▸ **Objective**
Set down the final stretch of the data, from the line that holds "What data populates" through the last line, both included, with pictures left out.

▸ **Excerpted data**
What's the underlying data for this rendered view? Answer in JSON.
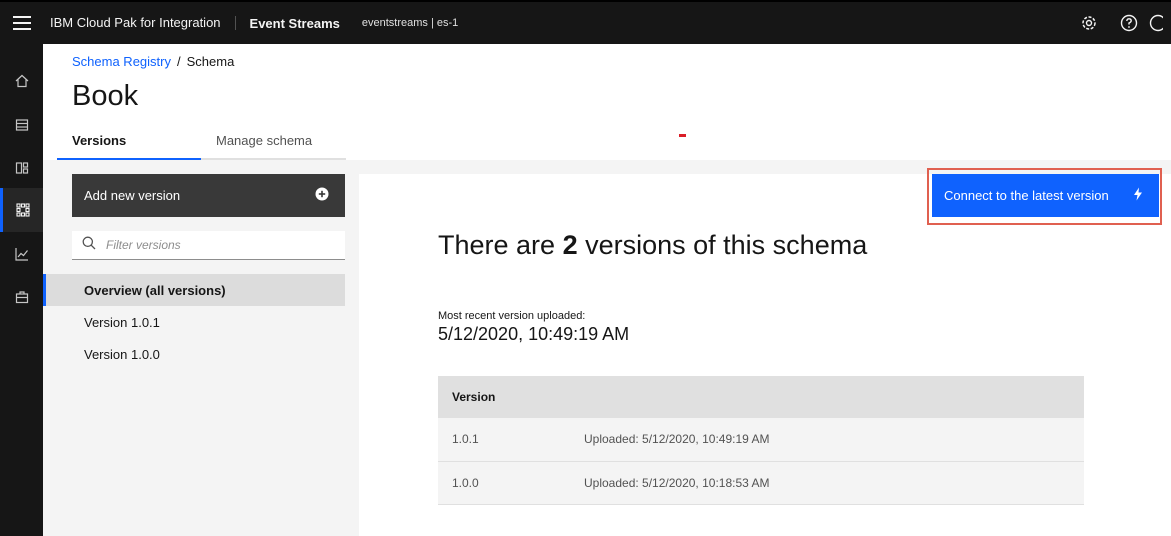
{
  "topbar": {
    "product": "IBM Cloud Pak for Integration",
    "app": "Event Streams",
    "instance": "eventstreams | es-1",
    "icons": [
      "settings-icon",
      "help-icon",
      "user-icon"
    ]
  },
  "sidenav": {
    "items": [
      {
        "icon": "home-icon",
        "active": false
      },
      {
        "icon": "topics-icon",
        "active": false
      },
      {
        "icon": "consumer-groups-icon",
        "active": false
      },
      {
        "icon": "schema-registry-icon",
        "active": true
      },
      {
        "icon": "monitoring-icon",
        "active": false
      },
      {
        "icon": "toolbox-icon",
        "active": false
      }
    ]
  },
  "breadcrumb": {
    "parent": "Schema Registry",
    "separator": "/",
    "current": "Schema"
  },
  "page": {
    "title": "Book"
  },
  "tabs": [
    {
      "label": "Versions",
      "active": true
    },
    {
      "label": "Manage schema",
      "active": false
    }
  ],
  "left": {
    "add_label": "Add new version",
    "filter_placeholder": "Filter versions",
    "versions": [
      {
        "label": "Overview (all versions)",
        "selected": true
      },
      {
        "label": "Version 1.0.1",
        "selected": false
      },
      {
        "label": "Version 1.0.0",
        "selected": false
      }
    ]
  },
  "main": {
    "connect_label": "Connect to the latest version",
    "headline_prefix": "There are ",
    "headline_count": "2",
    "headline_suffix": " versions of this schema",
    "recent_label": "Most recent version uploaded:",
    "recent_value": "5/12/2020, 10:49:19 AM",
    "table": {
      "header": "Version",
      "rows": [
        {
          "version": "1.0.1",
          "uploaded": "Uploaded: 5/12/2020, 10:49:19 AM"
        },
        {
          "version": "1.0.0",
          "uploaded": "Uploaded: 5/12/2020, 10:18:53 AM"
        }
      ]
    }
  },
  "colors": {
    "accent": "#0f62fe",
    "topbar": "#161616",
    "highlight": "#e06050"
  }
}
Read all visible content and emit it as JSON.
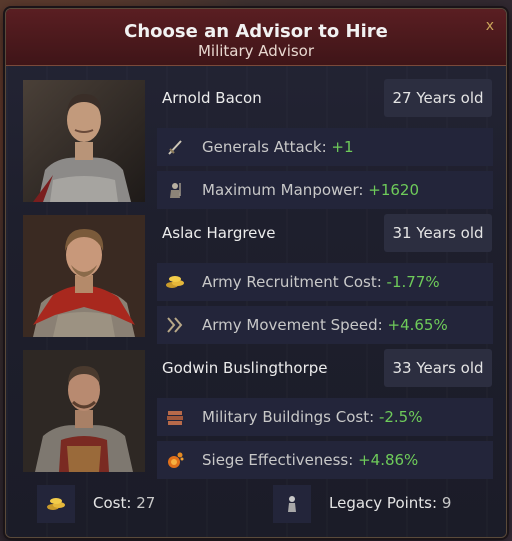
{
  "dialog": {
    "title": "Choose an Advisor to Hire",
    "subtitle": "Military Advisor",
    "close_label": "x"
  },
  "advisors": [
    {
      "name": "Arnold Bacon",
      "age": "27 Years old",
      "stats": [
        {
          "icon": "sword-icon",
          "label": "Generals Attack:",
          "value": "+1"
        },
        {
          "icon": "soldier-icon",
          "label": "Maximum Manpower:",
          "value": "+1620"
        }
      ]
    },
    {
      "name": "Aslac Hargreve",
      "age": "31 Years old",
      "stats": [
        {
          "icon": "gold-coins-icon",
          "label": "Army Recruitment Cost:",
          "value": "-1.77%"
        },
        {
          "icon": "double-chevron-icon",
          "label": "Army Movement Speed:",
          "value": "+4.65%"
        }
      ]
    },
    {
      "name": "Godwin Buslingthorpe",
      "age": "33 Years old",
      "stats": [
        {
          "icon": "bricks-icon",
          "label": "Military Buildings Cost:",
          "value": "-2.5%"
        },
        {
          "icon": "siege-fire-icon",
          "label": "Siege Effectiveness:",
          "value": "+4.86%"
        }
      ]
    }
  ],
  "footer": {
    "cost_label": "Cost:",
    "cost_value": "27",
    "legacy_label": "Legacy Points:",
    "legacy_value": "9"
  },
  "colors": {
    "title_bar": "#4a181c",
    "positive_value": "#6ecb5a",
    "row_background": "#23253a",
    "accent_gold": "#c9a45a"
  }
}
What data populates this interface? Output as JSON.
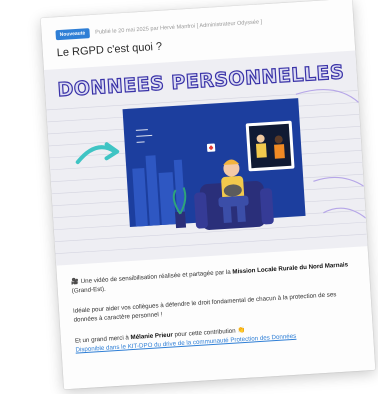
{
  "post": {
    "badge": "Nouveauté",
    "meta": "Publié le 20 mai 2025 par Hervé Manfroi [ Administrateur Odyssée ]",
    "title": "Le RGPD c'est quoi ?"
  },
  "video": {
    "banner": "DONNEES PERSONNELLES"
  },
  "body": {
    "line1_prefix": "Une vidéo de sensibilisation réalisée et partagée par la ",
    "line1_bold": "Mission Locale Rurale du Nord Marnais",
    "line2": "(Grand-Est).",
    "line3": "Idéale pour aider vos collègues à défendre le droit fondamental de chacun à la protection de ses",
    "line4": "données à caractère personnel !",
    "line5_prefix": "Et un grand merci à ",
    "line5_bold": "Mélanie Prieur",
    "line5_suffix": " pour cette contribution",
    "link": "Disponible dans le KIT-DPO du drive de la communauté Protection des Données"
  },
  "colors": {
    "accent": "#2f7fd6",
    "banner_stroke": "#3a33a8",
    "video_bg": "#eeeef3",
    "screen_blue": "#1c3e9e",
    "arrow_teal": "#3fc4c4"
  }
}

▸ **Solution to this problem**
What data populates this interface? Output as JSON.
{
  "post": {
    "badge": "Nouveauté",
    "meta": "Publié le 20 mai 2025 par Hervé Manfroi [ Administrateur Odyssée ]",
    "title": "Le RGPD c'est quoi ?"
  },
  "video": {
    "banner": "DONNEES PERSONNELLES"
  },
  "body": {
    "line1_prefix": "Une vidéo de sensibilisation réalisée et partagée par la ",
    "line1_bold": "Mission Locale Rurale du Nord Marnais",
    "line2": "(Grand-Est).",
    "line3": "Idéale pour aider vos collègues à défendre le droit fondamental de chacun à la protection de ses",
    "line4": "données à caractère personnel !",
    "line5_prefix": "Et un grand merci à ",
    "line5_bold": "Mélanie Prieur",
    "line5_suffix": " pour cette contribution",
    "link": "Disponible dans le KIT-DPO du drive de la communauté Protection des Données"
  },
  "colors": {
    "accent": "#2f7fd6",
    "banner_stroke": "#3a33a8",
    "video_bg": "#eeeef3",
    "screen_blue": "#1c3e9e",
    "arrow_teal": "#3fc4c4"
  }
}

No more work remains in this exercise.